Entries taken from a collection:
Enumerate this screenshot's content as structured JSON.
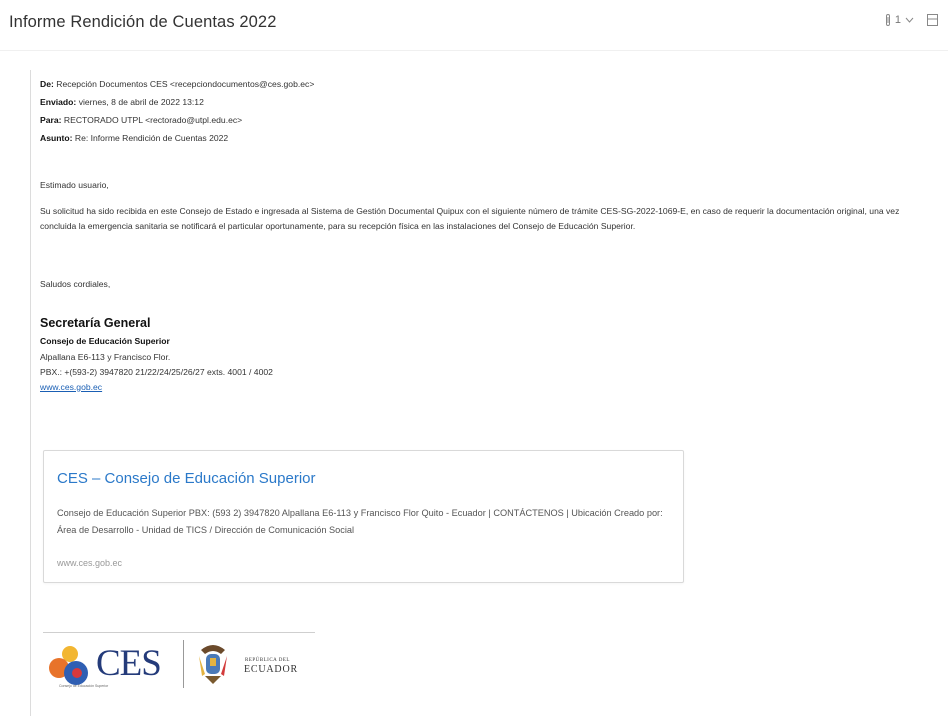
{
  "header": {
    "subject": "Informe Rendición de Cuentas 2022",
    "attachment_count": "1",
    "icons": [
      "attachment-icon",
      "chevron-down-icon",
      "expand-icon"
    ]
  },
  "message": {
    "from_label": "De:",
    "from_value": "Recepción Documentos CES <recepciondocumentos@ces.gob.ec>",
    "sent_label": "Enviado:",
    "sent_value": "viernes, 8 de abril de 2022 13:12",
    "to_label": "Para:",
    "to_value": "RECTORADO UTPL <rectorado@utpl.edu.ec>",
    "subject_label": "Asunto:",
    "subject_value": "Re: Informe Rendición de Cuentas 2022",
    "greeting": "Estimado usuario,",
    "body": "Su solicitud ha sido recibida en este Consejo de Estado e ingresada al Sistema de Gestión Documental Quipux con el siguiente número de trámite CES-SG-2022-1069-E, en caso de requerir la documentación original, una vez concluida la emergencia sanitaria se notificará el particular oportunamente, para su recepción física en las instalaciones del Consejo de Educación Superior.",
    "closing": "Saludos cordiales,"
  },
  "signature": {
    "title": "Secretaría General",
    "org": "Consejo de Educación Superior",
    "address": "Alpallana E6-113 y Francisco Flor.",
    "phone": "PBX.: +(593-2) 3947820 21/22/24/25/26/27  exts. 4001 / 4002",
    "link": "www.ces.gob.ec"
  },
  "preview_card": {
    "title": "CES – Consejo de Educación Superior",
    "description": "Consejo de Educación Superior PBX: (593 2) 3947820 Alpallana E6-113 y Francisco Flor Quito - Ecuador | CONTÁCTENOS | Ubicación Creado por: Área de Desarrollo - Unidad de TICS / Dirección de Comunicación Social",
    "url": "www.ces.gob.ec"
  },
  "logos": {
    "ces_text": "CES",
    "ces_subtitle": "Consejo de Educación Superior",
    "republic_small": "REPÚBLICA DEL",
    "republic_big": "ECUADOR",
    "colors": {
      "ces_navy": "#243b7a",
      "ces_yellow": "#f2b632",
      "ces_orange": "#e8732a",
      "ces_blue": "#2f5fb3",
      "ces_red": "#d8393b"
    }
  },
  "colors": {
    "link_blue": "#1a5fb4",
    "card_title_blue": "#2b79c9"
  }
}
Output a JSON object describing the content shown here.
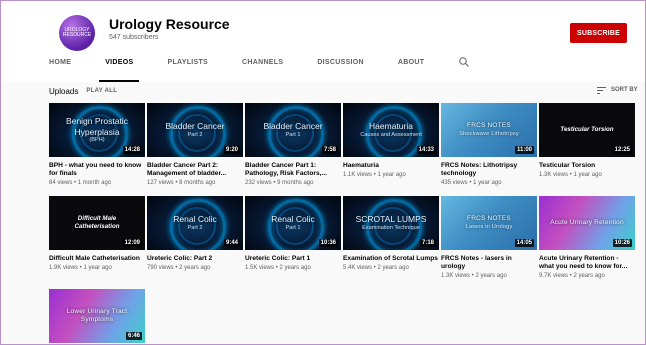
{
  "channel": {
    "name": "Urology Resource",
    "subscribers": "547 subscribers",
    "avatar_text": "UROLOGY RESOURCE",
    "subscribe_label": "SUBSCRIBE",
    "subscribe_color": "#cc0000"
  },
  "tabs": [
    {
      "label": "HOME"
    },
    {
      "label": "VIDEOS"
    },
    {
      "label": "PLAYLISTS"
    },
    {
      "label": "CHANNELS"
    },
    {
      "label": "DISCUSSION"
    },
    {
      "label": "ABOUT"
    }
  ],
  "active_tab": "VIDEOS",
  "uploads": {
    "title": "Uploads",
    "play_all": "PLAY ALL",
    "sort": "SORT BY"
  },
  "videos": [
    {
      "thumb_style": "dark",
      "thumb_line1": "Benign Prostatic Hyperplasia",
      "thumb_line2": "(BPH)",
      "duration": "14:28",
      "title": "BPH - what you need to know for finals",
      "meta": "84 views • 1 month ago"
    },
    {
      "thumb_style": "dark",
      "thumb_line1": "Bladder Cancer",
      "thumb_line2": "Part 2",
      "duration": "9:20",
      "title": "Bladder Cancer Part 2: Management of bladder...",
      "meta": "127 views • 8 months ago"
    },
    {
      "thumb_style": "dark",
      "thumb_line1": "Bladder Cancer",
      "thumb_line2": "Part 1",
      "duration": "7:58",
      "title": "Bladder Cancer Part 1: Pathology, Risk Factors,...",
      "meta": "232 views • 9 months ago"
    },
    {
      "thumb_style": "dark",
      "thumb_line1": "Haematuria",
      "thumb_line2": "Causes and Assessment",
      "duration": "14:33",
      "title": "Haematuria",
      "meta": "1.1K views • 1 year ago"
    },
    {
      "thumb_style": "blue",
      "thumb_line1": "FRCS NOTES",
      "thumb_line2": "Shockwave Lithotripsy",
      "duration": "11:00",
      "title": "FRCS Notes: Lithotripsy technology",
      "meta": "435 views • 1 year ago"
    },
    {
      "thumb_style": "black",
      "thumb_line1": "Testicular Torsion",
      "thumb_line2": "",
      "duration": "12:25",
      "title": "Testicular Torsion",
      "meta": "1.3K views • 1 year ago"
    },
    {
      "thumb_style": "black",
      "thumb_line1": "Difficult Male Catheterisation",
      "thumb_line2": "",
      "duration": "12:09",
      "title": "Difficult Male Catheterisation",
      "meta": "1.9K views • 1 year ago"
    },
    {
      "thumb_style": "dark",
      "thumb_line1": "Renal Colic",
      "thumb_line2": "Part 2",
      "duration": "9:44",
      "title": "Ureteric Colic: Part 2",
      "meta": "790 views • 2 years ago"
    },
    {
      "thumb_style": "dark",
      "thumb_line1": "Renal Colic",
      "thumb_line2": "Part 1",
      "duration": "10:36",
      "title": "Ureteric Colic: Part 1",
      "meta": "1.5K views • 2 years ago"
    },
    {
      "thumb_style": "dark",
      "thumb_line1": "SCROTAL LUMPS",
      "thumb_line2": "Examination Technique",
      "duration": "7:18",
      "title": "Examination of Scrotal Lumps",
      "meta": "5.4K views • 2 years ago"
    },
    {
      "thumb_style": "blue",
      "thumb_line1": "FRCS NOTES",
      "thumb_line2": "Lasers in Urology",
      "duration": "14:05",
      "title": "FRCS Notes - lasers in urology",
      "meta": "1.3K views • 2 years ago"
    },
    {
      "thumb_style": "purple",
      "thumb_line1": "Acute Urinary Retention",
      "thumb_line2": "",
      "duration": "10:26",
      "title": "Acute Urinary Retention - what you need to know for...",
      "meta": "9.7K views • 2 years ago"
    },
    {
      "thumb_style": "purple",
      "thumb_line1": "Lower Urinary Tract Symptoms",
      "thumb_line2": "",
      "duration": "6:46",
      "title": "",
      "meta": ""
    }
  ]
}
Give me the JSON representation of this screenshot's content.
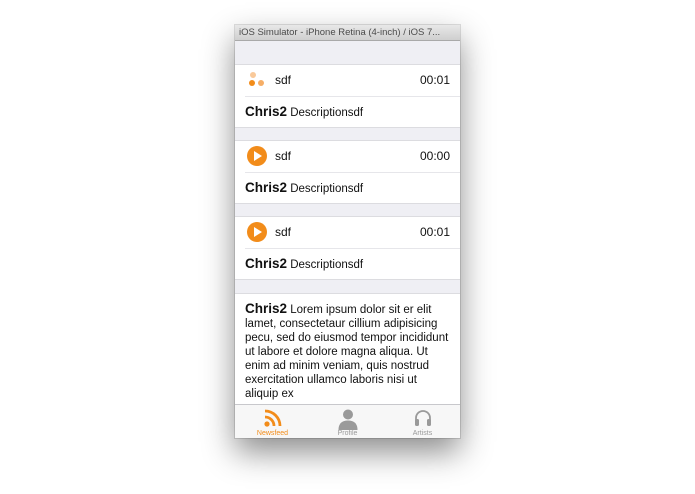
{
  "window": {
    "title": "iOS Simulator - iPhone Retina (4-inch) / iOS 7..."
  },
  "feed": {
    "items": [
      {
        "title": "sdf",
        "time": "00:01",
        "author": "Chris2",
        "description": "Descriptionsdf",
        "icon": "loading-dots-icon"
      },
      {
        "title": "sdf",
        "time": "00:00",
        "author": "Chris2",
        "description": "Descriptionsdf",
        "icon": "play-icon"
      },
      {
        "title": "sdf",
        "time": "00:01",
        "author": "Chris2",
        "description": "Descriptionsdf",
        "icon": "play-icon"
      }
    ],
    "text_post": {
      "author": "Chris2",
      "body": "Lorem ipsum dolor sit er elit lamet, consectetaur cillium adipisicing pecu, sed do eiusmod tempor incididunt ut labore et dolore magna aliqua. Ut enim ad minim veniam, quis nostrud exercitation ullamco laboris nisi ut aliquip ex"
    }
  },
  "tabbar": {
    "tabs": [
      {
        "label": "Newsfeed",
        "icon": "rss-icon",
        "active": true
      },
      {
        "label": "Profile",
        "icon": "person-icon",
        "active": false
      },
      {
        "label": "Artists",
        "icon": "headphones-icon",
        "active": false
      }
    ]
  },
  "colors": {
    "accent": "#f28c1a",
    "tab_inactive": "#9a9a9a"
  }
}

* Written instruction
Search the data for "Informe" and list every line in which it occurs.

* Answer below
    "subject": "Informe Rendición de Cuentas 2022",
    "subject_value": "Re: Informe Rendición de Cuentas 2022",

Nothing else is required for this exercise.